Task to complete:
Pictures stay out; everything else in the records below is copied exactly.

— START —

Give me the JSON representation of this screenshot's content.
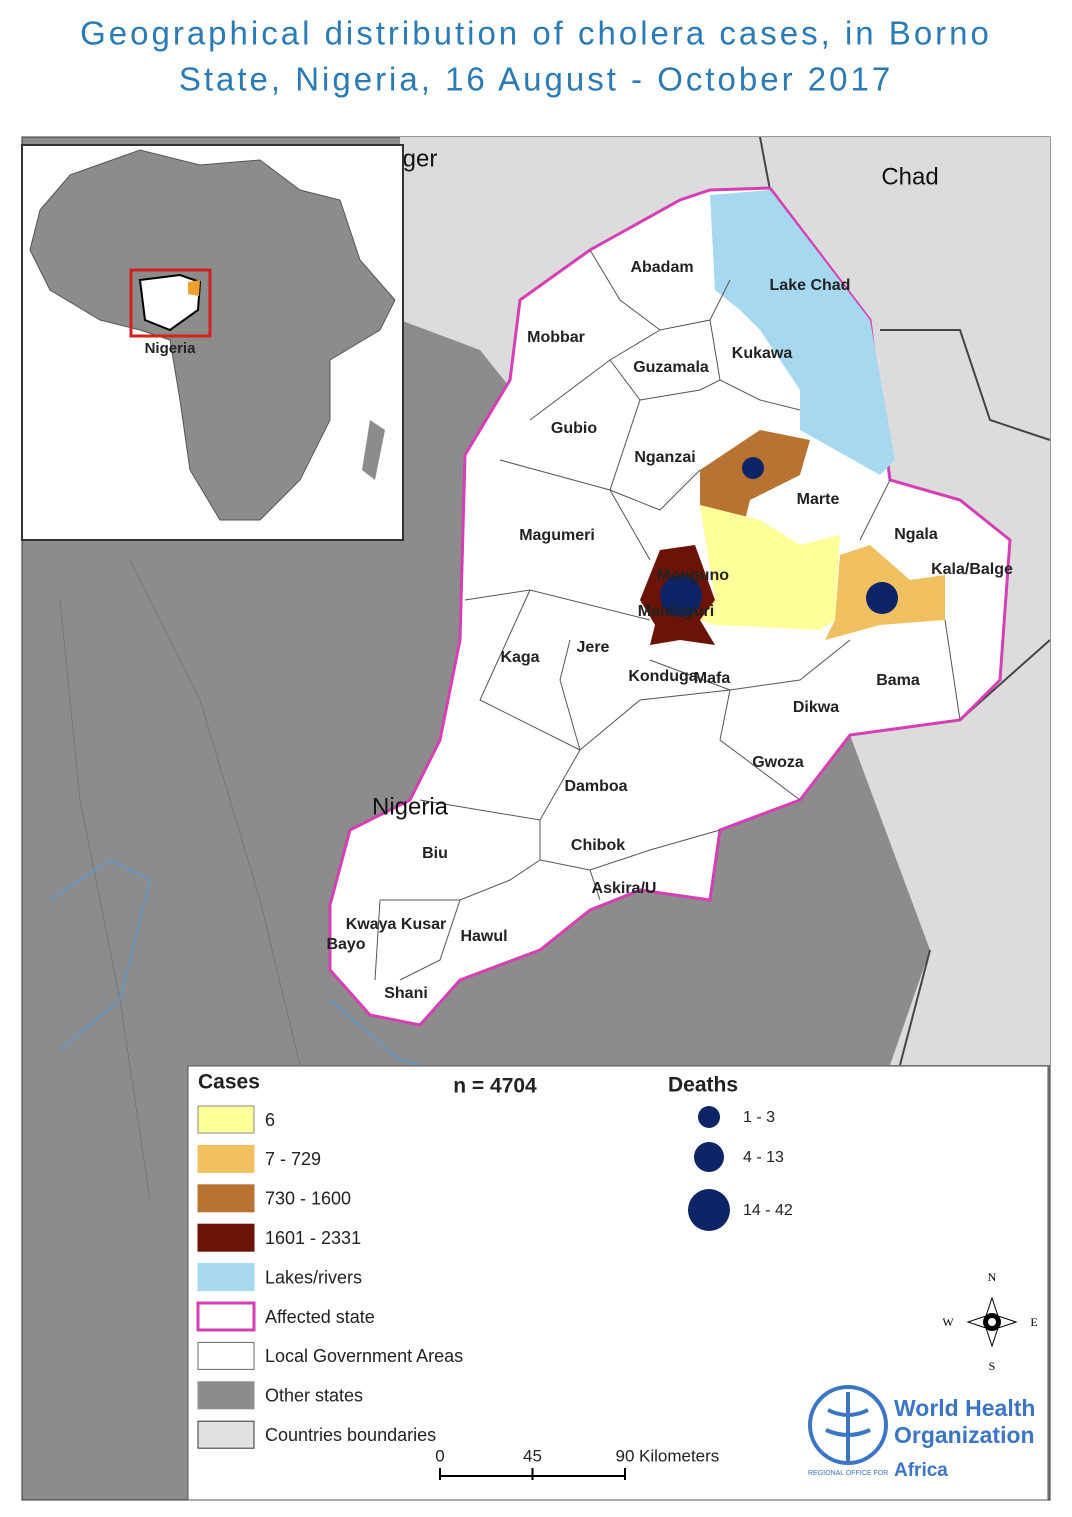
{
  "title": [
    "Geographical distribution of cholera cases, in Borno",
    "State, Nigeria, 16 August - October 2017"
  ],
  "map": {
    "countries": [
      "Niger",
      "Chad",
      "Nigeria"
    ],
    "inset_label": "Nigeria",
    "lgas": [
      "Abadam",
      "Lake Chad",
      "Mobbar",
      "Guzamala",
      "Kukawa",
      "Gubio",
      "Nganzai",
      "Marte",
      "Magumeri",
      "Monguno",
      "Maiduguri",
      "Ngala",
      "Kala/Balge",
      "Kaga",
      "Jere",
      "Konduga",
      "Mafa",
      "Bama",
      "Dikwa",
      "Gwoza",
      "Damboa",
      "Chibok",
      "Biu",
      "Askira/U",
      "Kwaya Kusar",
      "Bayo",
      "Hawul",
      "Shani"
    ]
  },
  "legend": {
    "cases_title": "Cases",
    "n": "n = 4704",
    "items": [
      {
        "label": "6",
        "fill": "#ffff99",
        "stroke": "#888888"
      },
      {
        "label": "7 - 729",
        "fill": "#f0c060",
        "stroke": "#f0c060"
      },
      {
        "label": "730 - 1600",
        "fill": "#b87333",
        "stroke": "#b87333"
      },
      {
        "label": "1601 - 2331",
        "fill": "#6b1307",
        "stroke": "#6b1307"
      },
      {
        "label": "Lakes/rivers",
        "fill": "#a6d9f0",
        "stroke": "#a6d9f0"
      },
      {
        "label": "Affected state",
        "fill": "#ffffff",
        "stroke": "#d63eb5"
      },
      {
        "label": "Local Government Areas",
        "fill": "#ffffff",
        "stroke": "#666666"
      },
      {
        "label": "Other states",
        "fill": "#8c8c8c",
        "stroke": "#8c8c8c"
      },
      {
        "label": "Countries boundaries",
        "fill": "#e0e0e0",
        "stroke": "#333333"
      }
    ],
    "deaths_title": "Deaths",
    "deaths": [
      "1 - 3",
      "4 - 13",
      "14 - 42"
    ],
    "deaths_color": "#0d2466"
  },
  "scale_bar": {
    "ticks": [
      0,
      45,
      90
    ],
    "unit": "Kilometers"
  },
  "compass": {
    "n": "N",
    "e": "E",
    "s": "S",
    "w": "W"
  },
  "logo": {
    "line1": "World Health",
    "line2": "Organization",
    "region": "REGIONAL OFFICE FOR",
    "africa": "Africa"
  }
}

— END —

The response:
Give me the JSON representation of this screenshot's content.
{
  "title": [
    "Geographical distribution of cholera cases, in Borno",
    "State, Nigeria, 16 August - October 2017"
  ],
  "map": {
    "countries": [
      "Niger",
      "Chad",
      "Nigeria"
    ],
    "inset_label": "Nigeria",
    "lgas": [
      "Abadam",
      "Lake Chad",
      "Mobbar",
      "Guzamala",
      "Kukawa",
      "Gubio",
      "Nganzai",
      "Marte",
      "Magumeri",
      "Monguno",
      "Maiduguri",
      "Ngala",
      "Kala/Balge",
      "Kaga",
      "Jere",
      "Konduga",
      "Mafa",
      "Bama",
      "Dikwa",
      "Gwoza",
      "Damboa",
      "Chibok",
      "Biu",
      "Askira/U",
      "Kwaya Kusar",
      "Bayo",
      "Hawul",
      "Shani"
    ]
  },
  "legend": {
    "cases_title": "Cases",
    "n": "n = 4704",
    "items": [
      {
        "label": "6",
        "fill": "#ffff99",
        "stroke": "#888888"
      },
      {
        "label": "7 - 729",
        "fill": "#f0c060",
        "stroke": "#f0c060"
      },
      {
        "label": "730 - 1600",
        "fill": "#b87333",
        "stroke": "#b87333"
      },
      {
        "label": "1601 - 2331",
        "fill": "#6b1307",
        "stroke": "#6b1307"
      },
      {
        "label": "Lakes/rivers",
        "fill": "#a6d9f0",
        "stroke": "#a6d9f0"
      },
      {
        "label": "Affected state",
        "fill": "#ffffff",
        "stroke": "#d63eb5"
      },
      {
        "label": "Local Government Areas",
        "fill": "#ffffff",
        "stroke": "#666666"
      },
      {
        "label": "Other states",
        "fill": "#8c8c8c",
        "stroke": "#8c8c8c"
      },
      {
        "label": "Countries boundaries",
        "fill": "#e0e0e0",
        "stroke": "#333333"
      }
    ],
    "deaths_title": "Deaths",
    "deaths": [
      "1 - 3",
      "4 - 13",
      "14 - 42"
    ],
    "deaths_color": "#0d2466"
  },
  "scale_bar": {
    "ticks": [
      0,
      45,
      90
    ],
    "unit": "Kilometers"
  },
  "compass": {
    "n": "N",
    "e": "E",
    "s": "S",
    "w": "W"
  },
  "logo": {
    "line1": "World Health",
    "line2": "Organization",
    "region": "REGIONAL OFFICE FOR",
    "africa": "Africa"
  }
}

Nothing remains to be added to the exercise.